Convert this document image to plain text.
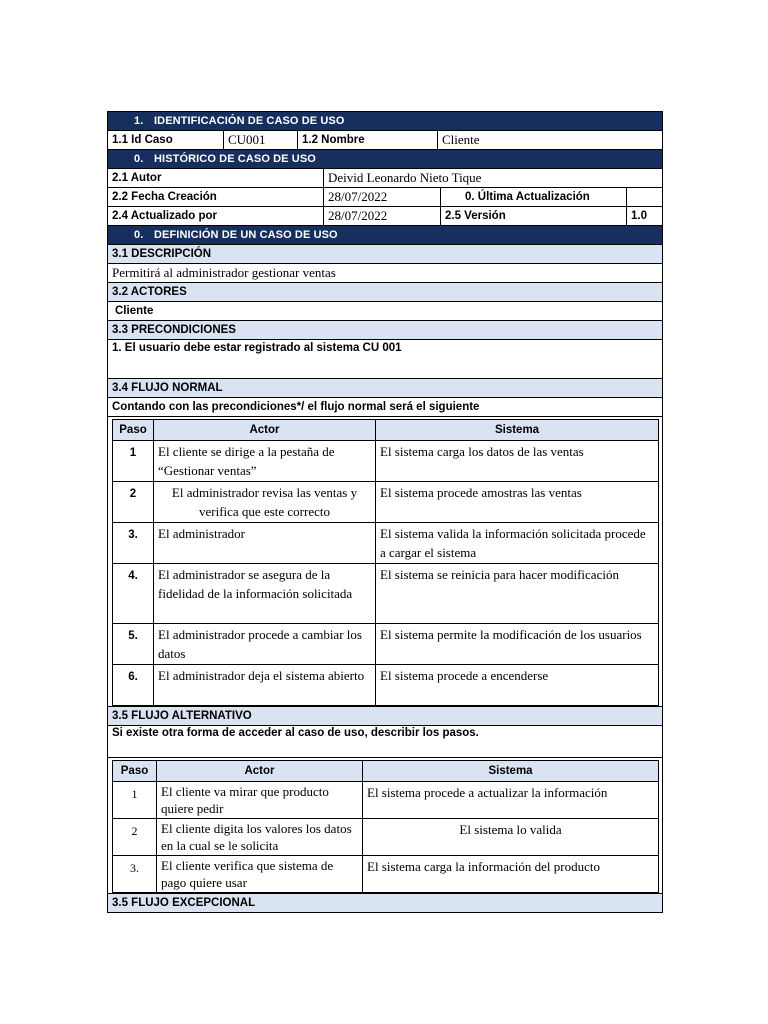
1. IDENTIFICACIÓN DE CASO DE USO
1.1 Id Caso	CU001	1.2 Nombre	Cliente
0. HISTÓRICO DE CASO DE USO
2.1 Autor	Deivid Leonardo Nieto Tique
2.2 Fecha Creación	28/07/2022	0. Última Actualización	
2.4 Actualizado por	28/07/2022	2.5 Versión	1.0
0. DEFINICIÓN DE UN CASO DE USO
3.1 DESCRIPCIÓN
Permitirá al administrador gestionar ventas
3.2 ACTORES
Cliente
3.3 PRECONDICIONES
1. El usuario debe estar registrado al sistema CU 001
3.4 FLUJO NORMAL
Contando con las precondiciones*/ el flujo normal será el siguiente

Paso	Actor	Sistema
1	El cliente se dirige a la pestaña de “Gestionar ventas”	El sistema carga los datos de las ventas
2	El administrador revisa las ventas y verifica que este correcto	El sistema procede amostras las ventas
3.	El administrador	El sistema valida la información solicitada procede a cargar el sistema
4.	El administrador se asegura de la fidelidad de la información solicitada	El sistema se reinicia para hacer modificación
5.	El administrador procede a cambiar los datos	El sistema permite la modificación de los usuarios
6.	El administrador deja el sistema abierto	El sistema procede a encenderse

3.5 FLUJO ALTERNATIVO
Si existe otra forma de acceder al caso de uso, describir los pasos.

Paso	Actor	Sistema
1	El cliente va mirar que producto quiere pedir	El sistema procede a actualizar la información
2	El cliente digita los valores los datos en la cual se le solicita	El sistema lo valida
3.	El cliente verifica que sistema de pago quiere usar	El sistema carga la información del producto

3.5 FLUJO EXCEPCIONAL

Stated goal:
Transcribe all entries above exactly. Drop the pictures.

In response:
Convert this document image to plain text.
1. IDENTIFICACIÓN DE CASO DE USO
1.1 Id Caso	CU001	1.2 Nombre	Cliente
0. HISTÓRICO DE CASO DE USO
2.1 Autor	Deivid Leonardo Nieto Tique
2.2 Fecha Creación	28/07/2022	0. Última Actualización	
2.4 Actualizado por	28/07/2022	2.5 Versión	1.0
0. DEFINICIÓN DE UN CASO DE USO
3.1 DESCRIPCIÓN
Permitirá al administrador gestionar ventas
3.2 ACTORES
Cliente
3.3 PRECONDICIONES
1. El usuario debe estar registrado al sistema CU 001
3.4 FLUJO NORMAL
Contando con las precondiciones*/ el flujo normal será el siguiente

Paso	Actor	Sistema
1	El cliente se dirige a la pestaña de “Gestionar ventas”	El sistema carga los datos de las ventas
2	El administrador revisa las ventas y verifica que este correcto	El sistema procede amostras las ventas
3.	El administrador	El sistema valida la información solicitada procede a cargar el sistema
4.	El administrador se asegura de la fidelidad de la información solicitada	El sistema se reinicia para hacer modificación
5.	El administrador procede a cambiar los datos	El sistema permite la modificación de los usuarios
6.	El administrador deja el sistema abierto	El sistema procede a encenderse

3.5 FLUJO ALTERNATIVO
Si existe otra forma de acceder al caso de uso, describir los pasos.

Paso	Actor	Sistema
1	El cliente va mirar que producto quiere pedir	El sistema procede a actualizar la información
2	El cliente digita los valores los datos en la cual se le solicita	El sistema lo valida
3.	El cliente verifica que sistema de pago quiere usar	El sistema carga la información del producto

3.5 FLUJO EXCEPCIONAL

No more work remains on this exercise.